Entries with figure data
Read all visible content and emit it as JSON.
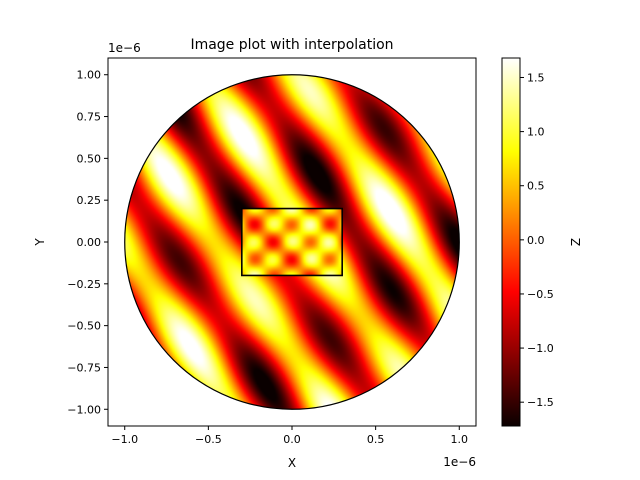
{
  "chart_data": {
    "type": "heatmap",
    "title": "Image plot with interpolation",
    "xlabel": "X",
    "ylabel": "Y",
    "x_offset_label": "1e−6",
    "y_offset_label": "1e−6",
    "xlim": [
      -1.1,
      1.1
    ],
    "ylim": [
      -1.1,
      1.1
    ],
    "x_ticks": [
      -1.0,
      -0.5,
      0.0,
      0.5,
      1.0
    ],
    "x_tick_labels": [
      "−1.0",
      "−0.5",
      "0.0",
      "0.5",
      "1.0"
    ],
    "y_ticks": [
      -1.0,
      -0.75,
      -0.5,
      -0.25,
      0.0,
      0.25,
      0.5,
      0.75,
      1.0
    ],
    "y_tick_labels": [
      "−1.00",
      "−0.75",
      "−0.50",
      "−0.25",
      "0.00",
      "0.25",
      "0.50",
      "0.75",
      "1.00"
    ],
    "grid": false,
    "colormap": "hot",
    "colorbar": {
      "label": "Z",
      "range": [
        -1.72,
        1.68
      ],
      "ticks": [
        -1.5,
        -1.0,
        -0.5,
        0.0,
        0.5,
        1.0,
        1.5
      ],
      "tick_labels": [
        "−1.5",
        "−1.0",
        "−0.5",
        "0.0",
        "0.5",
        "1.0",
        "1.5"
      ]
    },
    "clip_circle": {
      "center": [
        0.0,
        0.0
      ],
      "radius": 1.0
    },
    "rectangle": {
      "x": [
        -0.3,
        0.3
      ],
      "y": [
        -0.2,
        0.2
      ]
    },
    "colors": {
      "frame": "#000000",
      "background": "#ffffff"
    }
  }
}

(Your task)
Reproduce the listing word for word and omit its pictures.

(Finished exercise)
Read all visible content and emit it as JSON.
{
  "chart_data": {
    "type": "heatmap",
    "title": "Image plot with interpolation",
    "xlabel": "X",
    "ylabel": "Y",
    "x_offset_label": "1e−6",
    "y_offset_label": "1e−6",
    "xlim": [
      -1.1,
      1.1
    ],
    "ylim": [
      -1.1,
      1.1
    ],
    "x_ticks": [
      -1.0,
      -0.5,
      0.0,
      0.5,
      1.0
    ],
    "x_tick_labels": [
      "−1.0",
      "−0.5",
      "0.0",
      "0.5",
      "1.0"
    ],
    "y_ticks": [
      -1.0,
      -0.75,
      -0.5,
      -0.25,
      0.0,
      0.25,
      0.5,
      0.75,
      1.0
    ],
    "y_tick_labels": [
      "−1.00",
      "−0.75",
      "−0.50",
      "−0.25",
      "0.00",
      "0.25",
      "0.50",
      "0.75",
      "1.00"
    ],
    "grid": false,
    "colormap": "hot",
    "colorbar": {
      "label": "Z",
      "range": [
        -1.72,
        1.68
      ],
      "ticks": [
        -1.5,
        -1.0,
        -0.5,
        0.0,
        0.5,
        1.0,
        1.5
      ],
      "tick_labels": [
        "−1.5",
        "−1.0",
        "−0.5",
        "0.0",
        "0.5",
        "1.0",
        "1.5"
      ]
    },
    "clip_circle": {
      "center": [
        0.0,
        0.0
      ],
      "radius": 1.0
    },
    "rectangle": {
      "x": [
        -0.3,
        0.3
      ],
      "y": [
        -0.2,
        0.2
      ]
    },
    "colors": {
      "frame": "#000000",
      "background": "#ffffff"
    }
  }
}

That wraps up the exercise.